- GIVEN DATA

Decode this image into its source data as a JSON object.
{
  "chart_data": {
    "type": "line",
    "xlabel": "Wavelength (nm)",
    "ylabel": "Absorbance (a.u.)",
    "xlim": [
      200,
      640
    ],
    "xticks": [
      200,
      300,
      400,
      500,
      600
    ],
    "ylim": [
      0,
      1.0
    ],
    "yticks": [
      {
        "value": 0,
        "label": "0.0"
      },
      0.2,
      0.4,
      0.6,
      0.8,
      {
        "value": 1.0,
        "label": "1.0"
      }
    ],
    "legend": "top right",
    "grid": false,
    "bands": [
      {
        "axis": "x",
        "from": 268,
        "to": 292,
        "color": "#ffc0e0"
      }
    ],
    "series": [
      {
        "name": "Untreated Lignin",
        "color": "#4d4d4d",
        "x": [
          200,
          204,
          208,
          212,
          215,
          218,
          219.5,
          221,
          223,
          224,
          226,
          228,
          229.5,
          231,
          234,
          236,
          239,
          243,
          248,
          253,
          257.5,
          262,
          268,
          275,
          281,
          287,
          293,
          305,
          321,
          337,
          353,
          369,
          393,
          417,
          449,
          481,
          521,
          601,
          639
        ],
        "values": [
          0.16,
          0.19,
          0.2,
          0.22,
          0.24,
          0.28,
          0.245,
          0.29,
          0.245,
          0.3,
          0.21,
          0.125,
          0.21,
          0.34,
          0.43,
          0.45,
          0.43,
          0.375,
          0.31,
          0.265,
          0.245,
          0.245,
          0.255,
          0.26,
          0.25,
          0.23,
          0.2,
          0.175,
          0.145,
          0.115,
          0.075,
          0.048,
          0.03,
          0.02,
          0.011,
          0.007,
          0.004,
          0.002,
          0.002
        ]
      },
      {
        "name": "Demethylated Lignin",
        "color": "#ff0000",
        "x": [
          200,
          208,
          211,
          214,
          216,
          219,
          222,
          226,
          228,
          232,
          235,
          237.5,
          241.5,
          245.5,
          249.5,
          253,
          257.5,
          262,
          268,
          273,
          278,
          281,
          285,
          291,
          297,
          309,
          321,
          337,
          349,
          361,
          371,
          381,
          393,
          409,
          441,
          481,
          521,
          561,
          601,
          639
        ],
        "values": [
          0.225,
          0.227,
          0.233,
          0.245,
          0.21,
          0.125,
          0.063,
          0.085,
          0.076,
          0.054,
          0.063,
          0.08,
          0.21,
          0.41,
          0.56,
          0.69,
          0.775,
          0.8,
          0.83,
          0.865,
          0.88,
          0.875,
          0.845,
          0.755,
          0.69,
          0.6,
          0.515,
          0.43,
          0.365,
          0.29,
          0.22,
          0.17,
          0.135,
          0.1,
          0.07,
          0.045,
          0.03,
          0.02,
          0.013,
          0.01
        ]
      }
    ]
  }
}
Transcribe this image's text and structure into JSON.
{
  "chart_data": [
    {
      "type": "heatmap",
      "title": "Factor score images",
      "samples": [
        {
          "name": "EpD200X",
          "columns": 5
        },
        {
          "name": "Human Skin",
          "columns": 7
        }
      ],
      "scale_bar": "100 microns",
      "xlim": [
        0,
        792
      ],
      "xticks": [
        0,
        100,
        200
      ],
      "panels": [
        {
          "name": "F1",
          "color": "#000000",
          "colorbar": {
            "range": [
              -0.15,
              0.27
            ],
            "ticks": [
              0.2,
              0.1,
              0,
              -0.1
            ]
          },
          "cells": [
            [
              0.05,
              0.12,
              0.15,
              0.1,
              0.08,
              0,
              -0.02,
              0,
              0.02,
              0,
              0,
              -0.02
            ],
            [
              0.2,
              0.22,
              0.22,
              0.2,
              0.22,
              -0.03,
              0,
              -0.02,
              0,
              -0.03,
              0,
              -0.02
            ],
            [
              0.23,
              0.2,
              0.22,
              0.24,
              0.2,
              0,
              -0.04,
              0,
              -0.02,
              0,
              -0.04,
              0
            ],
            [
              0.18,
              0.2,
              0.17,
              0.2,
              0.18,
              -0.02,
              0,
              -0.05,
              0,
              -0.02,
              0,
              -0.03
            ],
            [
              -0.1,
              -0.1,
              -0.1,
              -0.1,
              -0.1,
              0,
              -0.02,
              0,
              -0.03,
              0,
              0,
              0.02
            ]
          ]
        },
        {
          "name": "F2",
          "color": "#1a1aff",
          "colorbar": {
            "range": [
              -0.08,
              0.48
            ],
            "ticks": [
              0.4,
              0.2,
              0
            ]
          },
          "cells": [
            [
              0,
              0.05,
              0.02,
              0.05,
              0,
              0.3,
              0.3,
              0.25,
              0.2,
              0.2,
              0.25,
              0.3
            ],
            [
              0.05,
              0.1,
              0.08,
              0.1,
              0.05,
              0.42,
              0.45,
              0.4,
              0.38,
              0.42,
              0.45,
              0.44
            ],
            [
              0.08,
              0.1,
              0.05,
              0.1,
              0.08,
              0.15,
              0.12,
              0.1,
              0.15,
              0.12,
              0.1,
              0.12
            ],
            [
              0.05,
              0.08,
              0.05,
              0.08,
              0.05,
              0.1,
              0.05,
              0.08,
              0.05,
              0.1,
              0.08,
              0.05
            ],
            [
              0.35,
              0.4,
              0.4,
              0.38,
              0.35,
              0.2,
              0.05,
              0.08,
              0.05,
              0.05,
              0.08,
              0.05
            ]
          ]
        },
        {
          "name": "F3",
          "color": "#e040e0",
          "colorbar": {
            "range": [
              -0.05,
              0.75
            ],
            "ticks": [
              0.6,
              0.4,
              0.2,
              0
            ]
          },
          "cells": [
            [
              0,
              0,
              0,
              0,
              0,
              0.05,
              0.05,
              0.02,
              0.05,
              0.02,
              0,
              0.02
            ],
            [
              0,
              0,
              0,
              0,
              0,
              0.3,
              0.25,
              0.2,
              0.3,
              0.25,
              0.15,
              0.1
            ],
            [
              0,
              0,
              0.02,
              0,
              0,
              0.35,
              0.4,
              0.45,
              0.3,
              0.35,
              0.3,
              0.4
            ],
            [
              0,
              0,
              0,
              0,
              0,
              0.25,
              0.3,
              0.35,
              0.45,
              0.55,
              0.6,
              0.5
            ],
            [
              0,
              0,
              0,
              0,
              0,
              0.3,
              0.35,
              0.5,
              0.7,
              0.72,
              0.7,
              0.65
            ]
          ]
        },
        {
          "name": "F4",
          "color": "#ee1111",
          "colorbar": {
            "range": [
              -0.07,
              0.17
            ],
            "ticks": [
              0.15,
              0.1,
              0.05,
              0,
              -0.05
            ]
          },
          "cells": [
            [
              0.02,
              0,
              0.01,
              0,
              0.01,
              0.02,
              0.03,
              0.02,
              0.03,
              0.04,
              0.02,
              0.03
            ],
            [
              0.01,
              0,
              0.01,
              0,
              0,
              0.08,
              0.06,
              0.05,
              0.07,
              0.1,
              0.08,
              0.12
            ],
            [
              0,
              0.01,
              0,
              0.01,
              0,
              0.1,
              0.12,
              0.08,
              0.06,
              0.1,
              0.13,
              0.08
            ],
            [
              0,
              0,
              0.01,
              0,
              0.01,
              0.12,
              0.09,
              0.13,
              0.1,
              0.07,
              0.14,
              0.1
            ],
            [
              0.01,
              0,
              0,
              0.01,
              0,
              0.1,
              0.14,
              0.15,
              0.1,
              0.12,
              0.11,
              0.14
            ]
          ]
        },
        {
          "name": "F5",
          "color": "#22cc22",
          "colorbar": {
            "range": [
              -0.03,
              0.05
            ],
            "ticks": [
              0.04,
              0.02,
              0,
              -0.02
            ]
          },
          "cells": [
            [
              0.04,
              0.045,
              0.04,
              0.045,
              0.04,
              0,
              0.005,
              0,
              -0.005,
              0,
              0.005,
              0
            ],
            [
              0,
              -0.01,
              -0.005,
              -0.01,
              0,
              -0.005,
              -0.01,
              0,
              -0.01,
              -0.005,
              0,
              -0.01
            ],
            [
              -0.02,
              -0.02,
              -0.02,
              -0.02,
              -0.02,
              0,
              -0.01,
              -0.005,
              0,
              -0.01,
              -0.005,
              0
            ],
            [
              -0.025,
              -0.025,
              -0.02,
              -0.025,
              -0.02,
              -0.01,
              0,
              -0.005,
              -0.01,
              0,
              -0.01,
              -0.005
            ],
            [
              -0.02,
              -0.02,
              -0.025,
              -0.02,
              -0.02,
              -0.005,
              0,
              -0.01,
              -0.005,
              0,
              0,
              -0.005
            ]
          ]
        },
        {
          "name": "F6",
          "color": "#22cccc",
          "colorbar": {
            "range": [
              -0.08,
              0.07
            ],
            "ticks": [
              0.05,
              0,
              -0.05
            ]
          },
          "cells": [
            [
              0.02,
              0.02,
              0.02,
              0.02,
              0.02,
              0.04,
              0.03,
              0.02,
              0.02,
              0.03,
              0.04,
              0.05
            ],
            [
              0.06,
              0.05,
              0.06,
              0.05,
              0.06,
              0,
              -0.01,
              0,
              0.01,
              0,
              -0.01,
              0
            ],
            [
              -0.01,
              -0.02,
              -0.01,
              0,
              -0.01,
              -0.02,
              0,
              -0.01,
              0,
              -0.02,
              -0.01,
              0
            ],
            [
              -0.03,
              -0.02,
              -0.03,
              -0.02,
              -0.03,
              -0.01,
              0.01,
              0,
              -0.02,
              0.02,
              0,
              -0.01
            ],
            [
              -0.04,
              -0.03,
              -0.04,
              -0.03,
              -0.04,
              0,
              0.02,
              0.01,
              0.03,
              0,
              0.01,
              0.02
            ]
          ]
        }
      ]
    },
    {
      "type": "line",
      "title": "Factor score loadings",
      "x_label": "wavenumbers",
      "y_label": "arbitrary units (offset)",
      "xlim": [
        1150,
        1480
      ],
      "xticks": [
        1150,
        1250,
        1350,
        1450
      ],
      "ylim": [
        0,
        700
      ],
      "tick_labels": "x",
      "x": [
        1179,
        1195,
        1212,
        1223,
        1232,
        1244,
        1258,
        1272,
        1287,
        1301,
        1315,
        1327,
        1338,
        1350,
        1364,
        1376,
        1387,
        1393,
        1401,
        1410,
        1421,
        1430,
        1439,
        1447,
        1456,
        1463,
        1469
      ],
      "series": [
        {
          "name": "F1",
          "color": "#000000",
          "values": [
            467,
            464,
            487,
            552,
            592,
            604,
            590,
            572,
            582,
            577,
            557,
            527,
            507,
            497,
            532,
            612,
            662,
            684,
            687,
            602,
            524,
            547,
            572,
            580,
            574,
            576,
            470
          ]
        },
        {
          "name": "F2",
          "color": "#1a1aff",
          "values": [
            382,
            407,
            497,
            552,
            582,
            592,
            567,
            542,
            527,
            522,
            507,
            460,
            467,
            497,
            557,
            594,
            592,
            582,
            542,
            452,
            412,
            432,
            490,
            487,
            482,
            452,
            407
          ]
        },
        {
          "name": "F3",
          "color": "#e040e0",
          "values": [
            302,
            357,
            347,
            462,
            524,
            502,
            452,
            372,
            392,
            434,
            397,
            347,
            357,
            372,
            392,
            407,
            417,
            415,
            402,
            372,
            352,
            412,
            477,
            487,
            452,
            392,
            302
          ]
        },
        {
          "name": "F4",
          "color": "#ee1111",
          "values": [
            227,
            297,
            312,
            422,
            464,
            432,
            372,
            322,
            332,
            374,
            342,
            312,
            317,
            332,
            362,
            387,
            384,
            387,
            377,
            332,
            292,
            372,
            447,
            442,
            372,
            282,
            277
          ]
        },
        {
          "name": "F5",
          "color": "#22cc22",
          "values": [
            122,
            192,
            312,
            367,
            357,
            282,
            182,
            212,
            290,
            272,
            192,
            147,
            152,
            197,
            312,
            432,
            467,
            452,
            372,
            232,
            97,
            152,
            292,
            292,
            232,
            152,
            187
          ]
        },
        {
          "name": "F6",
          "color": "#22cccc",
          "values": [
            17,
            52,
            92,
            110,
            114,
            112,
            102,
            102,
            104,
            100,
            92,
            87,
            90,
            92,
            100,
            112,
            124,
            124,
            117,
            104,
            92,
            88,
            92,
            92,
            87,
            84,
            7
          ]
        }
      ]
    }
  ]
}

- GOAL OF THE EXERCISE
State the number of lines in the records that include "Factor", and write nothing else.

- FINAL RESULT
2